Records from a data collection:
---+---

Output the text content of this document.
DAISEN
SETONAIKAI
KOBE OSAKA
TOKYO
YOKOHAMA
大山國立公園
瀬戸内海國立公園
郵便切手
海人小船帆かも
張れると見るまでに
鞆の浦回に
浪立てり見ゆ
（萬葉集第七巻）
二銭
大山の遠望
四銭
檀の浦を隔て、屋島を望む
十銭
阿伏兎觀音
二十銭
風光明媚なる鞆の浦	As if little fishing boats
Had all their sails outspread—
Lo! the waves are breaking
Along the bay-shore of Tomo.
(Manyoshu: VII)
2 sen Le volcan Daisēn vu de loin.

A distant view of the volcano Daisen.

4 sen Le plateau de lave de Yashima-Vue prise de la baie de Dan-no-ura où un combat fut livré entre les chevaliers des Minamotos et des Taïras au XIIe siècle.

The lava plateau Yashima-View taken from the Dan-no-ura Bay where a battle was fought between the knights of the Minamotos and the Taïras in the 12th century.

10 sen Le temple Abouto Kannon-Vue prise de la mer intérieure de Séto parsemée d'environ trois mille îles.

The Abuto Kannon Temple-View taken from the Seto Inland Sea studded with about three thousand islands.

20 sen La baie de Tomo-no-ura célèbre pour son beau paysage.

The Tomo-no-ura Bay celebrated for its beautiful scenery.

---+---

- [Work required] Copy all the entries verbatim.

- [Task response]
Output the text content of this document.
DAISEN
SETONAIKAI
KOBE OSAKA
TOKYO
YOKOHAMA
大山國立公園
瀬戸内海國立公園
郵便切手
海人小船帆かも
張れると見るまでに
鞆の浦回に
浪立てり見ゆ
（萬葉集第七巻）
二銭
大山の遠望
四銭
檀の浦を隔て、屋島を望む
十銭
阿伏兎觀音
二十銭
風光明媚なる鞆の浦	As if little fishing boats
Had all their sails outspread—
Lo! the waves are breaking
Along the bay-shore of Tomo.
(Manyoshu: VII)
2 sen Le volcan Daisēn vu de loin.

A distant view of the volcano Daisen.

4 sen Le plateau de lave de Yashima-Vue prise de la baie de Dan-no-ura où un combat fut livré entre les chevaliers des Minamotos et des Taïras au XIIe siècle.

The lava plateau Yashima-View taken from the Dan-no-ura Bay where a battle was fought between the knights of the Minamotos and the Taïras in the 12th century.

10 sen Le temple Abouto Kannon-Vue prise de la mer intérieure de Séto parsemée d'environ trois mille îles.

The Abuto Kannon Temple-View taken from the Seto Inland Sea studded with about three thousand islands.

20 sen La baie de Tomo-no-ura célèbre pour son beau paysage.

The Tomo-no-ura Bay celebrated for its beautiful scenery.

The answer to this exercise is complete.